TUGAS LATIHAN 1 =
Sajikan sebagai daftar bernomor bagian entri di bawah, mulai dari awal entri sampai baris yang memuat "significance-label: ** [733,204,751,229]", termasuk kedua ujungnya, tanpa baris kosong.

PENGGALAN TEKS =
------------------------
Kenalkan, inilah dua tokoh ajaib yang menjadi teman dalam perjalanan ke Baubau. Adalah Lusi, perempuan sensitif yang terlahir untuk memusuhi kakak kandungnya sendiri. Serta Ezra, gadis Toraja yang lebih senang dipanggil “Mutiara dari Papua.”
Mari sepakat melupakan stigma bahwa pengabdi ilmu hidupnya pas-pasan. Kata siapa mahasiswa tak bisa jalan-jalan? Kami buktinya, bahkan menjadi contoh jika berbohong demi plesiran adalah halal, selama tidak bocor ke telinga Rektorat.
Selamat Datang!
Pesawat baling-baling melayang rendah ke Pulau Buton, meninggalkan ruang udara Sultan Hasanuddin di Makassar. Saya tak mengingat apa-apa, selain benturan keras ketika mendarat. Selamat datang di Betoambari!
Tiga pembohong dijemput Martinus, seorang pastor yang bekerja di Gereja Santo Paulus, Baubau. Kami mengenal Martinus dari Lusi, yang tak lain adalah mantan jemaatnya ketika bertugas di Makassar dulu. Pagi itu, setelah disambut dengan pelukan erat, Martinus langsung terjebak ke dalam perjalanan ini.
“Kita tunggu bagasi dulu, ini mungkin agak lama. Petugas harus mengambilnya secara manual dan mememeriksanya satu-persatu. Persis seperti pendataan presensi di sekolah.” Martinus bergurau. Tahun 2008, bandara ini tak lebih mewah dari balai desa di Pulau Jawa. Gedungnya sederhana, tanpa penyejuk udara, detektor, sabuk bagasi, dan merawat toilet pesing yang menjadi sarang lalat beracun.
Dari bandara kami bergerak ke sebuah kedai di kawasan Kamali. Makanannya enak, bersih, murah, pelayannya sopan sekali. Bahkan, kami disuguhi ‘sulap-sulip’ ketika selesai. Petugas kasir tampak kebingungan, kalkulatornya mendadak mati. Tak ayal, transaksi dilakukan di bahu jalan, sebab mesin penghitung baru menyala jika dijemur matahari.
Martinus memandu kemudi, mengarahkan mobilnya ke sebuah penginapan yang tak jauh dari sana. Seorang pria menyapa tanpa ekspresi. Kami menempati dua kamar di lantai atas, yaitu sepasang bilik yang menjadi bencana di perjalanan ini.
Tak ada yang istimewa, ruangan ini diisi seperangkat meja rias, cermin kusam, dipan kuno, kelambu, dan lantai papan yang berisik ketika dipijak. Satu jam setelahnya, dua penakut memboyong segala barang ke kamar saya.
“Ada yang aneh dengan kamar itu. Lagi pula, kita tak melihat tamu lain sejak tiba tadi siang. Kitalah satu-satunya penghuni di penginapan ini!” Lusi berspekulasi, diamini Ezra, seorang Kristen fanatik yang tak percaya takhayul sebelumnya.
------------------------
INFORMASI YANG DIBERIKAN =
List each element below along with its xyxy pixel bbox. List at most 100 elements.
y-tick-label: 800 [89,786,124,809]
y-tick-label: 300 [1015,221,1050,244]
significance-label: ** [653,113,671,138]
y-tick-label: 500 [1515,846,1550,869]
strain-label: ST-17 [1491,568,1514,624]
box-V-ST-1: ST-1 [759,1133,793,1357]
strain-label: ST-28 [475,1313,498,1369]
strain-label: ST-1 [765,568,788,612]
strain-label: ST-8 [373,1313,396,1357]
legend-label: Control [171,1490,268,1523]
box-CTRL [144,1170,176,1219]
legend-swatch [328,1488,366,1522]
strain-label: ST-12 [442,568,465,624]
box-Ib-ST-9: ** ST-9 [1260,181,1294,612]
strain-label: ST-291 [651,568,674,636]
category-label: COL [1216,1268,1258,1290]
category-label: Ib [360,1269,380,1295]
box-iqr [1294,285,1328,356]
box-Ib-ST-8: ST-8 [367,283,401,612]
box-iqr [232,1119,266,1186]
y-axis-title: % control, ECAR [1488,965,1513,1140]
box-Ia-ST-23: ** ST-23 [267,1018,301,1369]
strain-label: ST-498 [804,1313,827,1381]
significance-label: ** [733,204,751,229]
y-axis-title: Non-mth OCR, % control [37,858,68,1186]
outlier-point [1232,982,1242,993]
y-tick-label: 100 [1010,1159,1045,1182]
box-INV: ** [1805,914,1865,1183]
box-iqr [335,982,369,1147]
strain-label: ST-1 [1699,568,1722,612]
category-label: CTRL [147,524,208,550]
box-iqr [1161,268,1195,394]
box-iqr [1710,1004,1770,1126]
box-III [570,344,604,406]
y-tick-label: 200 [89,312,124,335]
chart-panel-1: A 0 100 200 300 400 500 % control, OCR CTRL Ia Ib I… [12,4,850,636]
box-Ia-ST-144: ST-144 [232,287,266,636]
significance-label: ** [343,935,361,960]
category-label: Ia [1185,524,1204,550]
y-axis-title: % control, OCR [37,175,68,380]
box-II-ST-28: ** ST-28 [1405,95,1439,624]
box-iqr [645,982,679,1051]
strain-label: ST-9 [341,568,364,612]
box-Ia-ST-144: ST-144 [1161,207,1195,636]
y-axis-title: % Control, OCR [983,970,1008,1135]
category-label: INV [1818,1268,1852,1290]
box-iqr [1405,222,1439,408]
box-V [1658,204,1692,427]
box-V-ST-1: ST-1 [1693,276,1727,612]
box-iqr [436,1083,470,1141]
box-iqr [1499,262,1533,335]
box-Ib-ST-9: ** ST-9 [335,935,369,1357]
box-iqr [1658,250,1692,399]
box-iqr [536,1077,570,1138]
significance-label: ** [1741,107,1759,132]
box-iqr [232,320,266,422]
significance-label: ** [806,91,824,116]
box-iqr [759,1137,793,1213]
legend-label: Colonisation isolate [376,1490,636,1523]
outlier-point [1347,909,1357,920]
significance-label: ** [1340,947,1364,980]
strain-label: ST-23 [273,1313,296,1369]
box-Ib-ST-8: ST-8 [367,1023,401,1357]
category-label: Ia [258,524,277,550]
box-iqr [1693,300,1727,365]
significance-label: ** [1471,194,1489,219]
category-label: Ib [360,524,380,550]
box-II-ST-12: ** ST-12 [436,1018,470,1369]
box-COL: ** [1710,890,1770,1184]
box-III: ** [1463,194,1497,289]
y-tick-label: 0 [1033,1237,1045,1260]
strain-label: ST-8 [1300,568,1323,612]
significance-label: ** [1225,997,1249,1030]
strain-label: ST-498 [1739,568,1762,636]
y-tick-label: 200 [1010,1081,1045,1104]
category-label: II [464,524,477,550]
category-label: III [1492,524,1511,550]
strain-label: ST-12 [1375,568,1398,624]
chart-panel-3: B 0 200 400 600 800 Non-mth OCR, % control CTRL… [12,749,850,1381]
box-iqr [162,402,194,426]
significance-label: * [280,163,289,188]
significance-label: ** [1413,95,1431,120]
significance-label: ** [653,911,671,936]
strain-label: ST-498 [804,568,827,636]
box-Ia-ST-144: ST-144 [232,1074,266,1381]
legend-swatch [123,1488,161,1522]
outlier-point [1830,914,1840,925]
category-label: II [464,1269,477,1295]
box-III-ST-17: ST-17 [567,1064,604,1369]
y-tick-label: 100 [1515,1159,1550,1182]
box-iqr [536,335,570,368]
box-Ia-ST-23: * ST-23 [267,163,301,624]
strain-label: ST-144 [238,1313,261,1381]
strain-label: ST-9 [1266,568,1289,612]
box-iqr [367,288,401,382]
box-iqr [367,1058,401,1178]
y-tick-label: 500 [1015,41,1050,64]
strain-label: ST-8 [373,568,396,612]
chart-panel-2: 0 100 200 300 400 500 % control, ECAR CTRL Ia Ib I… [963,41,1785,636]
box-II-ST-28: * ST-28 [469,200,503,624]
------------------------
TUGAS LATIHAN 2 =
Menurut teks perjalanan ke Baubau di atas, mengapa transaksi di kedai di kawasan Kamali dilakukan di bahu jalan?

JAWABAN LENGKAP 1 =
1. List each element below along with its xyxy pixel bbox. List at most 100 elements.
2. y-tick-label: 800 [89,786,124,809]
3. y-tick-label: 300 [1015,221,1050,244]
4. significance-label: ** [653,113,671,138]
5. y-tick-label: 500 [1515,846,1550,869]
6. strain-label: ST-17 [1491,568,1514,624]
7. box-V-ST-1: ST-1 [759,1133,793,1357]
8. strain-label: ST-28 [475,1313,498,1369]
9. strain-label: ST-1 [765,568,788,612]
10. strain-label: ST-8 [373,1313,396,1357]
11. legend-label: Control [171,1490,268,1523]
12. box-CTRL [144,1170,176,1219]
13. legend-swatch [328,1488,366,1522]
14. strain-label: ST-12 [442,568,465,624]
15. box-Ib-ST-9: ** ST-9 [1260,181,1294,612]
16. strain-label: ST-291 [651,568,674,636]
17. category-label: COL [1216,1268,1258,1290]
18. category-label: Ib [360,1269,380,1295]
19. box-iqr [1294,285,1328,356]
20. box-Ib-ST-8: ST-8 [367,283,401,612]
21. box-iqr [232,1119,266,1186]
22. y-axis-title: % control, ECAR [1488,965,1513,1140]
23. box-Ia-ST-23: ** ST-23 [267,1018,301,1369]
24. strain-label: ST-498 [804,1313,827,1381]
25. significance-label: ** [733,204,751,229]

JAWABAN LENGKAP 2 =
Transaksi dilakukan di bahu jalan karena kalkulator petugas kasir mendadak mati. Mesin penghitung itu baru menyala jika dijemur di bawah matahari.